| WORK TO DO |
Write the records out again, keeping each line exactly as it is.

| INPUT FOR THIS TASK |
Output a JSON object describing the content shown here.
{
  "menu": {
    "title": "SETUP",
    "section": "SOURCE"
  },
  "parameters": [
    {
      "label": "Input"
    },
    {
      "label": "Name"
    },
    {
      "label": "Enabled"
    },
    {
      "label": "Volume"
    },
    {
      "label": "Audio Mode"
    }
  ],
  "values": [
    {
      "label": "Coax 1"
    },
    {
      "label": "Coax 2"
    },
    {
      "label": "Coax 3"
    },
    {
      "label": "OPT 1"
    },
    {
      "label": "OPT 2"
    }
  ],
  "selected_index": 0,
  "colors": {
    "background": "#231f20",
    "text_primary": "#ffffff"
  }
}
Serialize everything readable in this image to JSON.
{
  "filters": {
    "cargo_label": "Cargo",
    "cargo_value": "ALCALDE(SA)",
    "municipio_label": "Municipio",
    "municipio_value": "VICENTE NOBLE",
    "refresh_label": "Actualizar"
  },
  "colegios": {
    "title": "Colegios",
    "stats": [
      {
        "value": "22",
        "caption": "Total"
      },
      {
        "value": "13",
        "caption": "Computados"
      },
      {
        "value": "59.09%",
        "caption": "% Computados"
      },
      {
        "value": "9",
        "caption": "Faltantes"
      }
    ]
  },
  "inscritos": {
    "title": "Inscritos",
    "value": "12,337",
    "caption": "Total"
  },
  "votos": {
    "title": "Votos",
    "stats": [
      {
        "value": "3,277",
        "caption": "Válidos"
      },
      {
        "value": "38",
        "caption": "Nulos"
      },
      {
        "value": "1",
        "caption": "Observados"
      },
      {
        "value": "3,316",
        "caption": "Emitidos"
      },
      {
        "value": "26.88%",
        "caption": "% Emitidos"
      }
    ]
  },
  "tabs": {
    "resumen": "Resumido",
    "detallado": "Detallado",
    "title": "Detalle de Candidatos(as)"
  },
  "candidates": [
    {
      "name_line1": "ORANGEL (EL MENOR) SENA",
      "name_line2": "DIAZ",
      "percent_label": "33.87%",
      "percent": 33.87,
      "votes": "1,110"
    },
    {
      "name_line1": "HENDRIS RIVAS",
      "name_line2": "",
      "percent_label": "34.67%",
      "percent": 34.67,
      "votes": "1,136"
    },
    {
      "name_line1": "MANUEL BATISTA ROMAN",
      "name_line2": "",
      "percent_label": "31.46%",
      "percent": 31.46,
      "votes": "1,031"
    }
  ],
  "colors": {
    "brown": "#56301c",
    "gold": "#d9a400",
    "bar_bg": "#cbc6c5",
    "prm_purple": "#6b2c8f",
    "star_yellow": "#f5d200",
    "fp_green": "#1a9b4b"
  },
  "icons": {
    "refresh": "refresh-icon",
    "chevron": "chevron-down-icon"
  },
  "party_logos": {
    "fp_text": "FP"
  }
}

| SOLUTION BELOW |
Output a JSON object describing the content shown here.
{
  "menu": {
    "title": "SETUP",
    "section": "SOURCE"
  },
  "parameters": [
    {
      "label": "Input"
    },
    {
      "label": "Name"
    },
    {
      "label": "Enabled"
    },
    {
      "label": "Volume"
    },
    {
      "label": "Audio Mode"
    }
  ],
  "values": [
    {
      "label": "Coax 1"
    },
    {
      "label": "Coax 2"
    },
    {
      "label": "Coax 3"
    },
    {
      "label": "OPT 1"
    },
    {
      "label": "OPT 2"
    }
  ],
  "selected_index": 0,
  "colors": {
    "background": "#231f20",
    "text_primary": "#ffffff"
  }
}
Serialize everything readable in this image to JSON.
{
  "filters": {
    "cargo_label": "Cargo",
    "cargo_value": "ALCALDE(SA)",
    "municipio_label": "Municipio",
    "municipio_value": "VICENTE NOBLE",
    "refresh_label": "Actualizar"
  },
  "colegios": {
    "title": "Colegios",
    "stats": [
      {
        "value": "22",
        "caption": "Total"
      },
      {
        "value": "13",
        "caption": "Computados"
      },
      {
        "value": "59.09%",
        "caption": "% Computados"
      },
      {
        "value": "9",
        "caption": "Faltantes"
      }
    ]
  },
  "inscritos": {
    "title": "Inscritos",
    "value": "12,337",
    "caption": "Total"
  },
  "votos": {
    "title": "Votos",
    "stats": [
      {
        "value": "3,277",
        "caption": "Válidos"
      },
      {
        "value": "38",
        "caption": "Nulos"
      },
      {
        "value": "1",
        "caption": "Observados"
      },
      {
        "value": "3,316",
        "caption": "Emitidos"
      },
      {
        "value": "26.88%",
        "caption": "% Emitidos"
      }
    ]
  },
  "tabs": {
    "resumen": "Resumido",
    "detallado": "Detallado",
    "title": "Detalle de Candidatos(as)"
  },
  "candidates": [
    {
      "name_line1": "ORANGEL (EL MENOR) SENA",
      "name_line2": "DIAZ",
      "percent_label": "33.87%",
      "percent": 33.87,
      "votes": "1,110"
    },
    {
      "name_line1": "HENDRIS RIVAS",
      "name_line2": "",
      "percent_label": "34.67%",
      "percent": 34.67,
      "votes": "1,136"
    },
    {
      "name_line1": "MANUEL BATISTA ROMAN",
      "name_line2": "",
      "percent_label": "31.46%",
      "percent": 31.46,
      "votes": "1,031"
    }
  ],
  "colors": {
    "brown": "#56301c",
    "gold": "#d9a400",
    "bar_bg": "#cbc6c5",
    "prm_purple": "#6b2c8f",
    "star_yellow": "#f5d200",
    "fp_green": "#1a9b4b"
  },
  "icons": {
    "refresh": "refresh-icon",
    "chevron": "chevron-down-icon"
  },
  "party_logos": {
    "fp_text": "FP"
  }
}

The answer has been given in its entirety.